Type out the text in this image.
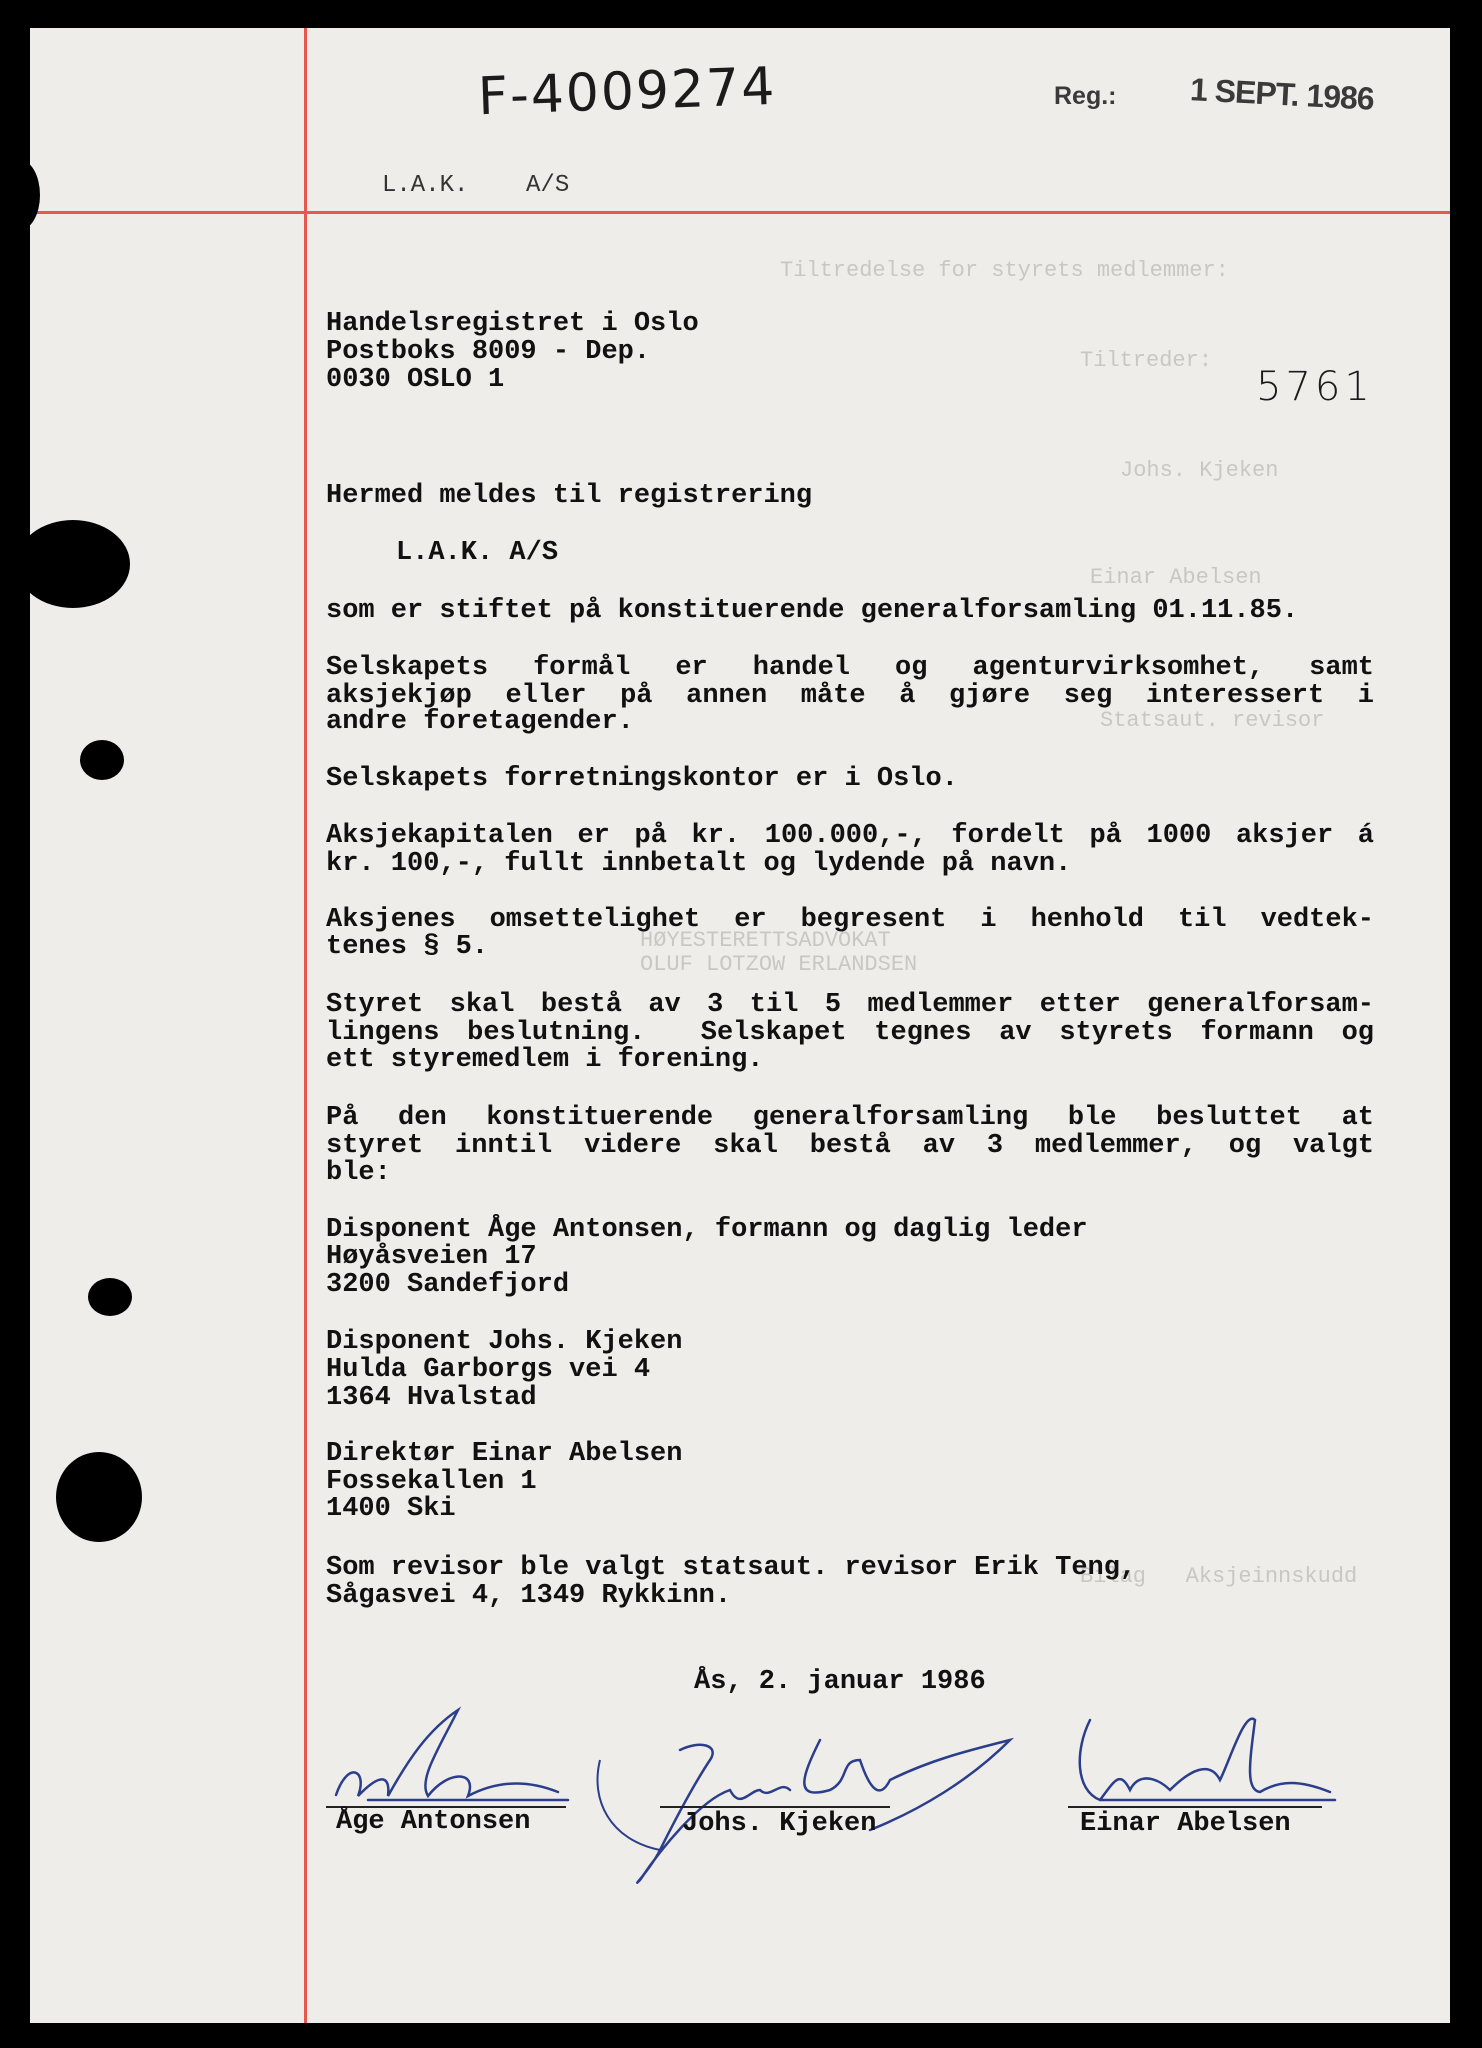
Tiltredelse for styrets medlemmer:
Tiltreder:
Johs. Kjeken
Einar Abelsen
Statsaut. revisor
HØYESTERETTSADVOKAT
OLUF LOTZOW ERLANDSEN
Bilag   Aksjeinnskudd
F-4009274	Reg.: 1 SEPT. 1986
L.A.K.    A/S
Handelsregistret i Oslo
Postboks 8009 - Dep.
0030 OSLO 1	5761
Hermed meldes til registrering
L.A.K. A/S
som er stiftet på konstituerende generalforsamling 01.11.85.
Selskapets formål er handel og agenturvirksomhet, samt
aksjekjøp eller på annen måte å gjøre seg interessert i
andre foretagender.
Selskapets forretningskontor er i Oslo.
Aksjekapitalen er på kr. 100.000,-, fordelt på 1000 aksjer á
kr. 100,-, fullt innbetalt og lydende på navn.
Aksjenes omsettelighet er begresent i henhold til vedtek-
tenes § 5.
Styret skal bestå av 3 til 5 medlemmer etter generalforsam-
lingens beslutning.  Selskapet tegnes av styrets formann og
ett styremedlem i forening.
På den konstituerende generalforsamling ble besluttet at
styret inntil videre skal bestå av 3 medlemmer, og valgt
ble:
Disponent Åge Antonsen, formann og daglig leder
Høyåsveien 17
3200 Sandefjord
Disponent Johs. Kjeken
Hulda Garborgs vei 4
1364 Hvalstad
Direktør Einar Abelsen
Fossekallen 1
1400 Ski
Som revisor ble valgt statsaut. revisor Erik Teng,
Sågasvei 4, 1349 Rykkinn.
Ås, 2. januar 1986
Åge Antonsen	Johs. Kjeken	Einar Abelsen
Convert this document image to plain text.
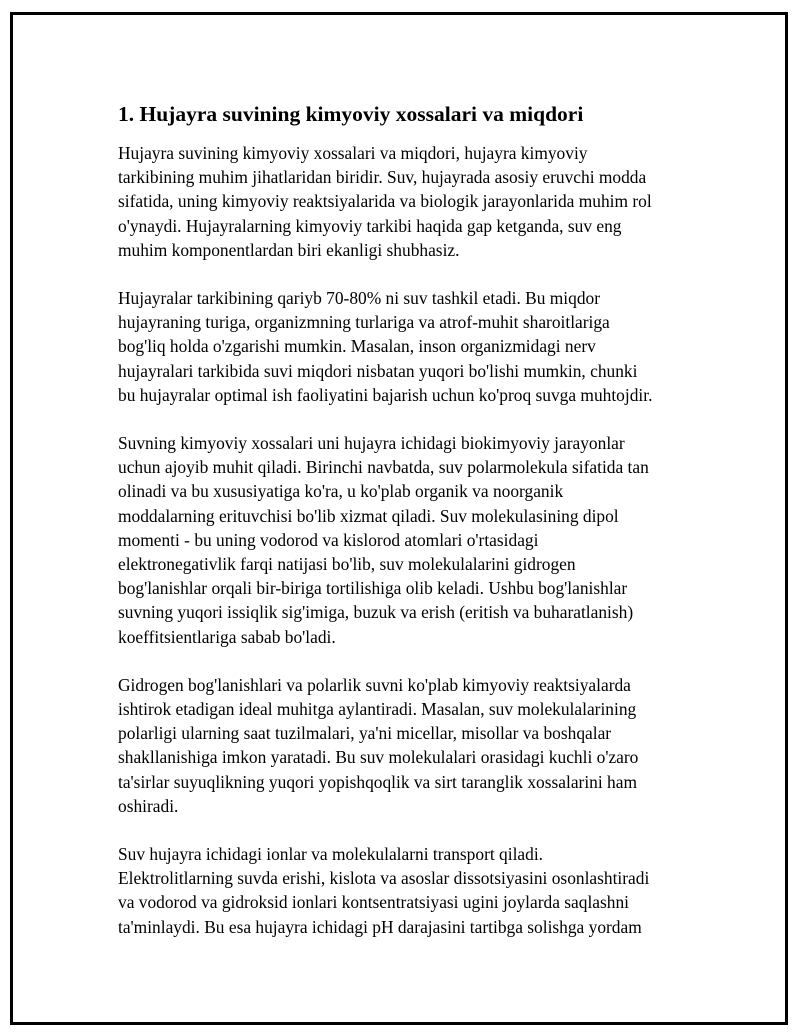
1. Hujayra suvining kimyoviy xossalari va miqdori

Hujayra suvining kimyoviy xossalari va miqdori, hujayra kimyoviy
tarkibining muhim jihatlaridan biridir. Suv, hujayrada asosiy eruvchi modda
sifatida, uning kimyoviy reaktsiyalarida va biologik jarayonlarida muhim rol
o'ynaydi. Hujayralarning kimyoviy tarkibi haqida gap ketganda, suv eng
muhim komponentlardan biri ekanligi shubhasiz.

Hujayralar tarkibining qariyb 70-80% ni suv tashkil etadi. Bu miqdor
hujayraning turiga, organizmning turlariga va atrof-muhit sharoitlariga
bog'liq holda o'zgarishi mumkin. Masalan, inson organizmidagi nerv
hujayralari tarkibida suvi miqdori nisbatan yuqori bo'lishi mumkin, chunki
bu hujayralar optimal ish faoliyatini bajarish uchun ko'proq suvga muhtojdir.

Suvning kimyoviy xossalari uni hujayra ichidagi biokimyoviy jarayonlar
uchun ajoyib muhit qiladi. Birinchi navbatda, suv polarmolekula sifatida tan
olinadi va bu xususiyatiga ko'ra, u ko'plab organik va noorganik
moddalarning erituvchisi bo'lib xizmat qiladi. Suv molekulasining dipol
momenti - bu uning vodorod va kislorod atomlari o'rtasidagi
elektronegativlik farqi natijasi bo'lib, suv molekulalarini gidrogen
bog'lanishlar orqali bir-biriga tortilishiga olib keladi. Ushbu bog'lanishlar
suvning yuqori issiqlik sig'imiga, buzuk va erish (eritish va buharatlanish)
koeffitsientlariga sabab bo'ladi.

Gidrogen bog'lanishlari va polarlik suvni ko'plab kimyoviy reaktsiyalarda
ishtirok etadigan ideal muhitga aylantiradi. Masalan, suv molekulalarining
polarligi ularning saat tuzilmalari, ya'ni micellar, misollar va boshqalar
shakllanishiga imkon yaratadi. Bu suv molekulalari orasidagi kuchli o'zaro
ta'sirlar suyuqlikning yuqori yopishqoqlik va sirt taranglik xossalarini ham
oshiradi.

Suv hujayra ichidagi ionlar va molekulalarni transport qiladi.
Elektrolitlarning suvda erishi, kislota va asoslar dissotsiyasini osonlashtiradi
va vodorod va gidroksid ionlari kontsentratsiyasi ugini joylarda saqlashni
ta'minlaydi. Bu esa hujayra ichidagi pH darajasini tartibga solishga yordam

• WORK TO DO
Go through the material and copy out every line with "yuqori" in it.

• EXERCISE SOLUTION
hujayralari tarkibida suvi miqdori nisbatan yuqori bo'lishi mumkin, chunki
suvning yuqori issiqlik sig'imiga, buzuk va erish (eritish va buharatlanish)
ta'sirlar suyuqlikning yuqori yopishqoqlik va sirt taranglik xossalarini ham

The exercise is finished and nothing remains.